Written instruction: Look through the data below. Collect every line where the word "наук" occurs.

Data entries:
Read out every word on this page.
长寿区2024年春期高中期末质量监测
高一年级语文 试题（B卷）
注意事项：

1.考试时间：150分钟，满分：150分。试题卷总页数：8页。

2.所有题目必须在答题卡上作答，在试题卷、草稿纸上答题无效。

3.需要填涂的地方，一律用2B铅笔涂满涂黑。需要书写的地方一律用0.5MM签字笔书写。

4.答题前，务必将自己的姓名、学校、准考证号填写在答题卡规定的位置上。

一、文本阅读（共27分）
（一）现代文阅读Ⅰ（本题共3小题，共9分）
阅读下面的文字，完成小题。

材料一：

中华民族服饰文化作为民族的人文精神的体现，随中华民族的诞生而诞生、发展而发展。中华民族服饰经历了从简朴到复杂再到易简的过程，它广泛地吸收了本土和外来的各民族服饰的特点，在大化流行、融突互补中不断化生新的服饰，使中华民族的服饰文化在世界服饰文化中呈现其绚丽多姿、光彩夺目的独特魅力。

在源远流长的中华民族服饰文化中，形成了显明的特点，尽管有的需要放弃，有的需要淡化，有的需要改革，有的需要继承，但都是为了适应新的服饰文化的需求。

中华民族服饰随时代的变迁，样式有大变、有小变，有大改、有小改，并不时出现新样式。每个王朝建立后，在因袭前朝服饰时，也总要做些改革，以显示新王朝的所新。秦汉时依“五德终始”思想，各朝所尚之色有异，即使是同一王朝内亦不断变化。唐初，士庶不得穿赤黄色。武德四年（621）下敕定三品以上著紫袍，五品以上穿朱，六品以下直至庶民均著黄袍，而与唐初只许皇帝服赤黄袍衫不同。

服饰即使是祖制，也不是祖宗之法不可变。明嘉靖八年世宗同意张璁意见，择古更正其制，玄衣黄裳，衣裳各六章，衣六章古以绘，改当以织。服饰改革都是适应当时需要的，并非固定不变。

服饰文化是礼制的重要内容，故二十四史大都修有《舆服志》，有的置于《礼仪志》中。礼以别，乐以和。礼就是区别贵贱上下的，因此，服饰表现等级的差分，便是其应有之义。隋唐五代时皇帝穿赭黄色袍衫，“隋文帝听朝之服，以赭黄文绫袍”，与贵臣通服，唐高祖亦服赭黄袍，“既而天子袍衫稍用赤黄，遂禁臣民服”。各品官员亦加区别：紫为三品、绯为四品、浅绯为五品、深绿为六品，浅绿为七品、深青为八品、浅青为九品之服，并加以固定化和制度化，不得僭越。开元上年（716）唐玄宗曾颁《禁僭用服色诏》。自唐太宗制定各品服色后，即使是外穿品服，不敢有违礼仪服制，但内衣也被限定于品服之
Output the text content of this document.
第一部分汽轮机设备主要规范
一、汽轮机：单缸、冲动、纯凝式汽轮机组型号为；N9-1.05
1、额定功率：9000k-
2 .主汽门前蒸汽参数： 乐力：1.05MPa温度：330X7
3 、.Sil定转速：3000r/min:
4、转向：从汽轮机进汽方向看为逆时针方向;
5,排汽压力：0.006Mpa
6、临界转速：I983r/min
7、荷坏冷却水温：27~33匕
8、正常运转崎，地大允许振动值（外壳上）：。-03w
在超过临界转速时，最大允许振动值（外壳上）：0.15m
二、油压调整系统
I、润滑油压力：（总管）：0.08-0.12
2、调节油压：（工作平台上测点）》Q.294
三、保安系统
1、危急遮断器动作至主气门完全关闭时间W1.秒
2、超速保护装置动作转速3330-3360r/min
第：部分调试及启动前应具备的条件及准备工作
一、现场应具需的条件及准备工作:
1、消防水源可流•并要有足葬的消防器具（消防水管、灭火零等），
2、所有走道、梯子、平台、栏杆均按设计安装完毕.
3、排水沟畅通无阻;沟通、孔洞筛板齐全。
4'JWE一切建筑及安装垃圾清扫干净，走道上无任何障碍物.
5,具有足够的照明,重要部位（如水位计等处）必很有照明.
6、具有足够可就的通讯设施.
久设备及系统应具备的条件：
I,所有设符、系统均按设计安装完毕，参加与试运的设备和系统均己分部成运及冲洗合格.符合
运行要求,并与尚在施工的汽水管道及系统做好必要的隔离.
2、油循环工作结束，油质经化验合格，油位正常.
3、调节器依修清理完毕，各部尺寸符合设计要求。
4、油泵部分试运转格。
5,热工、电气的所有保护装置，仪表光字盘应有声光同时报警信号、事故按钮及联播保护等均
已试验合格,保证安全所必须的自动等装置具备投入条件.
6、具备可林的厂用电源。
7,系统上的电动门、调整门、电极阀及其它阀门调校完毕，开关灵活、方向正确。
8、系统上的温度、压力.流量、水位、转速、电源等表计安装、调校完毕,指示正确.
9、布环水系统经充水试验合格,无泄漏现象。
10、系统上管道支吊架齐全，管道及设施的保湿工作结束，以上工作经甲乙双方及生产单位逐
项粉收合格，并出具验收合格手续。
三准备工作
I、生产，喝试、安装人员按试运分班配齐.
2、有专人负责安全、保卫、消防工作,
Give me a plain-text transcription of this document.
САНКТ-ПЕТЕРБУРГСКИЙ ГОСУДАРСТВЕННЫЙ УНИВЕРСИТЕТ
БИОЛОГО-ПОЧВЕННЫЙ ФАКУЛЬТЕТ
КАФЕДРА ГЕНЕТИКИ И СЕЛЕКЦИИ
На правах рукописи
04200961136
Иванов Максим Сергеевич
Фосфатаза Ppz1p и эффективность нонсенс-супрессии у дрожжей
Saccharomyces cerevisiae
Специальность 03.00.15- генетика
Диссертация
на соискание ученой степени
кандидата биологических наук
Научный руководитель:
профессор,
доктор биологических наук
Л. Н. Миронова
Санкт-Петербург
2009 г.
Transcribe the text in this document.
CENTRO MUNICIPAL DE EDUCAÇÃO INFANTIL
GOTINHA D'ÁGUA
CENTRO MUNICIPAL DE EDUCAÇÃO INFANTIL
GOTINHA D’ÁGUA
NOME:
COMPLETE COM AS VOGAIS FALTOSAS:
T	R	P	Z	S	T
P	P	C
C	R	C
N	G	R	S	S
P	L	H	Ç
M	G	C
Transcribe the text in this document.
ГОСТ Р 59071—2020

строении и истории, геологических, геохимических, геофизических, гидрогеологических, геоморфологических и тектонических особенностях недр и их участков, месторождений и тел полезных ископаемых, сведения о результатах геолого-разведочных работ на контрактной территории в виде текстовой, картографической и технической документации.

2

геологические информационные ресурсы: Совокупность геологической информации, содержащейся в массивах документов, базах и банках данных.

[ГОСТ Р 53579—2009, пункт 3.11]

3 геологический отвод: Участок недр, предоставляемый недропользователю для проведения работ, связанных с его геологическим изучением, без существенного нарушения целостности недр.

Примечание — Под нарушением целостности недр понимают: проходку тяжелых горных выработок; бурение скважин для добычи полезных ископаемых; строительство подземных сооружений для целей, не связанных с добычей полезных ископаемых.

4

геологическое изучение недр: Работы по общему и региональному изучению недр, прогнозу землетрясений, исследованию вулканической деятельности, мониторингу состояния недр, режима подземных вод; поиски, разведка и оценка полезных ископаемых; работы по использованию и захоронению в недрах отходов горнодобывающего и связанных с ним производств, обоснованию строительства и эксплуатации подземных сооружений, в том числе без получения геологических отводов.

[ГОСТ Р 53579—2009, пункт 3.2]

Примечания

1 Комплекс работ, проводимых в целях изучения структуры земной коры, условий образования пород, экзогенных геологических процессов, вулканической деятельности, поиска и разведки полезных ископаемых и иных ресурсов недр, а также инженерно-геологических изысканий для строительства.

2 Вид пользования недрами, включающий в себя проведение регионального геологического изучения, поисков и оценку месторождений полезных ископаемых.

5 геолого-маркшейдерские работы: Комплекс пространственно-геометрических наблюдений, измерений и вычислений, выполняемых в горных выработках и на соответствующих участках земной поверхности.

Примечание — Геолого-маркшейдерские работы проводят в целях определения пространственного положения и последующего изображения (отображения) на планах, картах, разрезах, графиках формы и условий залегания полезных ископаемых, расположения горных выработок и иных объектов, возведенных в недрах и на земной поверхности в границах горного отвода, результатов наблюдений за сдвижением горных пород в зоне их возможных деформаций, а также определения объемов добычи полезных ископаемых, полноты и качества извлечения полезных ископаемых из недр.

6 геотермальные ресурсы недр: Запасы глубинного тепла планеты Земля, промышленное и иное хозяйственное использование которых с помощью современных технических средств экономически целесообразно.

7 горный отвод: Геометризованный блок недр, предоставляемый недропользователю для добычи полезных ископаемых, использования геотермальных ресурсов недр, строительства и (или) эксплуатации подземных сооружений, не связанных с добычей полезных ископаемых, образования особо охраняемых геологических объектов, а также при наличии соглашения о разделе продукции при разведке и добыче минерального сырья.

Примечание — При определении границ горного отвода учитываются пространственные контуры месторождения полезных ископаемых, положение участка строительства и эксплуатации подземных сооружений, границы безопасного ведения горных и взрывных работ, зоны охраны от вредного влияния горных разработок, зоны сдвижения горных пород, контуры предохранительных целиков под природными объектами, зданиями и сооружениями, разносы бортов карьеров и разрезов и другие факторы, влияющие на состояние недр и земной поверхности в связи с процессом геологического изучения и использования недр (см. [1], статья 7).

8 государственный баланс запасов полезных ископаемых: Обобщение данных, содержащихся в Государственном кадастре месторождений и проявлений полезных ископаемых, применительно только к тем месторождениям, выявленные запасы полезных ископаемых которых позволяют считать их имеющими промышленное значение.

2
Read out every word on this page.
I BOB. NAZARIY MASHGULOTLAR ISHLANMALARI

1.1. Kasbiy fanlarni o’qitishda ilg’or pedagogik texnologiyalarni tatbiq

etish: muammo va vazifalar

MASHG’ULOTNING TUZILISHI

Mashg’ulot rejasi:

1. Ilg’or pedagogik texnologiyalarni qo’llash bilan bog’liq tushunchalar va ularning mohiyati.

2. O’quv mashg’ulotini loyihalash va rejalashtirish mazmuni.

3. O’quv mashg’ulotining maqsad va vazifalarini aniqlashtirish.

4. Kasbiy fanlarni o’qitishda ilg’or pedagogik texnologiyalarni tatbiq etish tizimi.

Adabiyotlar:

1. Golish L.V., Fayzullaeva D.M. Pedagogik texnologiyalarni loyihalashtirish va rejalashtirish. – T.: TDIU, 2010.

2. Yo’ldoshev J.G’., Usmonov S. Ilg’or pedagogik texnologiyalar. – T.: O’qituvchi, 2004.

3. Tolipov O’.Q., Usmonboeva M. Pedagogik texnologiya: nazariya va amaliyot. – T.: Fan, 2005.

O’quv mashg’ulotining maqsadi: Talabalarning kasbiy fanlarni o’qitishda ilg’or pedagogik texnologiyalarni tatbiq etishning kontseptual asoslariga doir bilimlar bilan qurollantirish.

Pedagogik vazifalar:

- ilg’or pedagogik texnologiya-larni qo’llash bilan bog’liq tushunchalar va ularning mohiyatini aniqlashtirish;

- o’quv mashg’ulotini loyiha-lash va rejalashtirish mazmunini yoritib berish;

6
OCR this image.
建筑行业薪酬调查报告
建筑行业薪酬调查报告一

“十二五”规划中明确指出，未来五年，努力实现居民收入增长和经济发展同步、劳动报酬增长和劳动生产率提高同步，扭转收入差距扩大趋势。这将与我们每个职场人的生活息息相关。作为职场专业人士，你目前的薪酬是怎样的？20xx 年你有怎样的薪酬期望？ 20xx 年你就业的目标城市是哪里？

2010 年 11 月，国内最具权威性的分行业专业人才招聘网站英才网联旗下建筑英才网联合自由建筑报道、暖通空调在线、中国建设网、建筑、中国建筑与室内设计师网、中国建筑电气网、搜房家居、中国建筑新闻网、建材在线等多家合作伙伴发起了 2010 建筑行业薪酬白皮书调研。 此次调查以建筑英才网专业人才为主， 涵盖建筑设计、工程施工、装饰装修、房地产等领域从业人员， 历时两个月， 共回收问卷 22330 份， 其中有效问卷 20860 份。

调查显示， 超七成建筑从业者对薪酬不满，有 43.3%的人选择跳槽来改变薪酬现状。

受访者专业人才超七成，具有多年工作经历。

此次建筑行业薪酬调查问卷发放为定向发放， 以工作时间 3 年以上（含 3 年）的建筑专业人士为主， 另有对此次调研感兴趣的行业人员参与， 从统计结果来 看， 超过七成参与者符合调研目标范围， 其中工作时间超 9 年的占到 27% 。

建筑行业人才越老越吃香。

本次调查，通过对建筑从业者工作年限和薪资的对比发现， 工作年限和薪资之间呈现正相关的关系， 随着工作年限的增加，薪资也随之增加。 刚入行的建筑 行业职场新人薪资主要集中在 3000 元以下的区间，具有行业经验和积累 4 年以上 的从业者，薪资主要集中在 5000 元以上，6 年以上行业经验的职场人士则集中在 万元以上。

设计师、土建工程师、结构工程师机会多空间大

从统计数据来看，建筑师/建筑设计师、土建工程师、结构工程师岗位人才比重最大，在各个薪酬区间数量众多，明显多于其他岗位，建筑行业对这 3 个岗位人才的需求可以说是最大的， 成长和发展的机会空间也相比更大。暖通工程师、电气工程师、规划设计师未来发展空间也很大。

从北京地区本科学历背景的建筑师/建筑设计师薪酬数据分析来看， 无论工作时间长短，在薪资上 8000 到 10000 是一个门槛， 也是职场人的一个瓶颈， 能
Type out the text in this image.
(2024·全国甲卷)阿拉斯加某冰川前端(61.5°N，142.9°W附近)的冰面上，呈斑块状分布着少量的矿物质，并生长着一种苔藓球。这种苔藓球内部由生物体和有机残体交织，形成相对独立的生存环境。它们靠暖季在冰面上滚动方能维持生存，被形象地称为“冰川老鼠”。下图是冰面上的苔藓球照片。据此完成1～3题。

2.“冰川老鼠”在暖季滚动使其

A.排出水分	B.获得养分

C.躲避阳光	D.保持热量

Result for this exercise:
кандидата биологических наук
доктор биологических наук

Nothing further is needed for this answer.